# start of Available data

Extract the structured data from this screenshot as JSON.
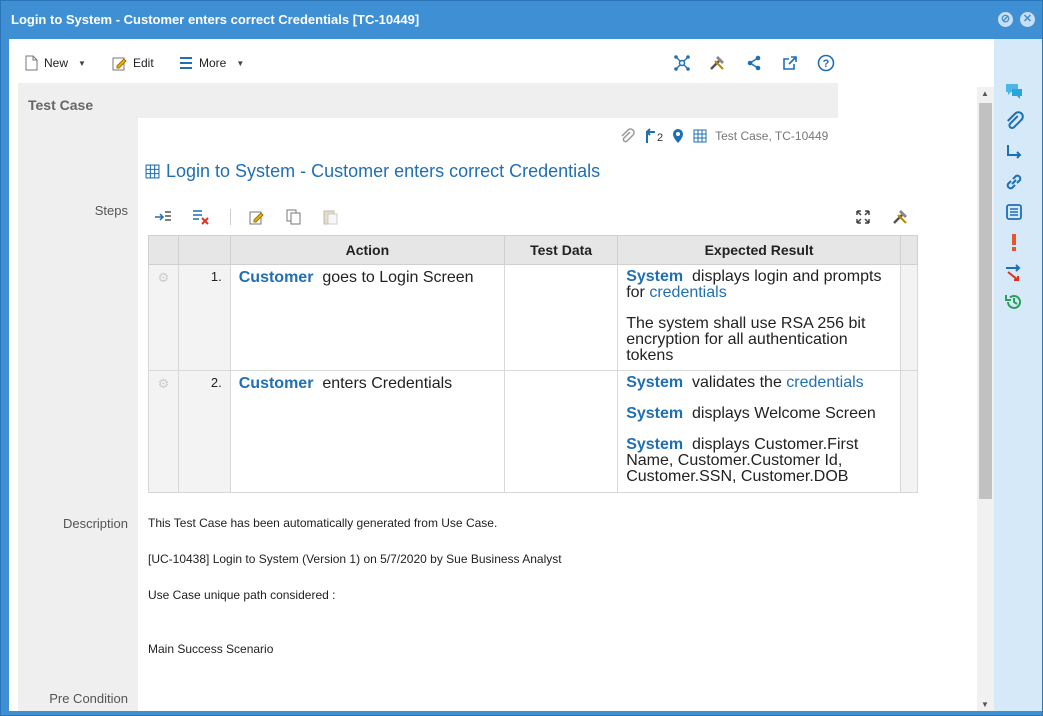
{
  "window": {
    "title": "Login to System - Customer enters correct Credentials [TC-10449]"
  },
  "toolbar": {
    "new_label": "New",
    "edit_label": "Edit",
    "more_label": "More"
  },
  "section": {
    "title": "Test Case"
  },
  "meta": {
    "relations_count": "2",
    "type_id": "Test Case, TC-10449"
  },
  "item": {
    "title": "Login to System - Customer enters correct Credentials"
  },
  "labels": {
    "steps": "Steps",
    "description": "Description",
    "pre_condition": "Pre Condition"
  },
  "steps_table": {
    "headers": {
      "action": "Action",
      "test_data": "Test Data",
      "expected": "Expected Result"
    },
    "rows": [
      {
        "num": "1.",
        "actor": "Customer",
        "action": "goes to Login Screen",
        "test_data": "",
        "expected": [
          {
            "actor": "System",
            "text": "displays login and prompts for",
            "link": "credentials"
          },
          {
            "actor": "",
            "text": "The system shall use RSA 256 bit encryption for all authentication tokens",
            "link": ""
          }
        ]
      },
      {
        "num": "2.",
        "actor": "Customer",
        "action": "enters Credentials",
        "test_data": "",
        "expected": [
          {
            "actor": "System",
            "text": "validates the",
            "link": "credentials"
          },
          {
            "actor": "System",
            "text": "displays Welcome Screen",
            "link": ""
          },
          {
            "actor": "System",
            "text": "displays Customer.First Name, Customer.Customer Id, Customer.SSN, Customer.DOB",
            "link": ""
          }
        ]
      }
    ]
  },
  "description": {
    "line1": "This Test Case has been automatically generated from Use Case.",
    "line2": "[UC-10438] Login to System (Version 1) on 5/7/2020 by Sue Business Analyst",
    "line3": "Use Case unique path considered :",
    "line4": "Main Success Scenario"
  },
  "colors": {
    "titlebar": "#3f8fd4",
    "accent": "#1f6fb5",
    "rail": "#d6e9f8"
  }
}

# end of Available data

What is required ::
All of the data needs repeating exactly, but the pictures do not.

The completed task ::
Extract the structured data from this screenshot as JSON.
{
  "window": {
    "title": "Login to System - Customer enters correct Credentials [TC-10449]"
  },
  "toolbar": {
    "new_label": "New",
    "edit_label": "Edit",
    "more_label": "More"
  },
  "section": {
    "title": "Test Case"
  },
  "meta": {
    "relations_count": "2",
    "type_id": "Test Case, TC-10449"
  },
  "item": {
    "title": "Login to System - Customer enters correct Credentials"
  },
  "labels": {
    "steps": "Steps",
    "description": "Description",
    "pre_condition": "Pre Condition"
  },
  "steps_table": {
    "headers": {
      "action": "Action",
      "test_data": "Test Data",
      "expected": "Expected Result"
    },
    "rows": [
      {
        "num": "1.",
        "actor": "Customer",
        "action": "goes to Login Screen",
        "test_data": "",
        "expected": [
          {
            "actor": "System",
            "text": "displays login and prompts for",
            "link": "credentials"
          },
          {
            "actor": "",
            "text": "The system shall use RSA 256 bit encryption for all authentication tokens",
            "link": ""
          }
        ]
      },
      {
        "num": "2.",
        "actor": "Customer",
        "action": "enters Credentials",
        "test_data": "",
        "expected": [
          {
            "actor": "System",
            "text": "validates the",
            "link": "credentials"
          },
          {
            "actor": "System",
            "text": "displays Welcome Screen",
            "link": ""
          },
          {
            "actor": "System",
            "text": "displays Customer.First Name, Customer.Customer Id, Customer.SSN, Customer.DOB",
            "link": ""
          }
        ]
      }
    ]
  },
  "description": {
    "line1": "This Test Case has been automatically generated from Use Case.",
    "line2": "[UC-10438] Login to System (Version 1) on 5/7/2020 by Sue Business Analyst",
    "line3": "Use Case unique path considered :",
    "line4": "Main Success Scenario"
  },
  "colors": {
    "titlebar": "#3f8fd4",
    "accent": "#1f6fb5",
    "rail": "#d6e9f8"
  }
}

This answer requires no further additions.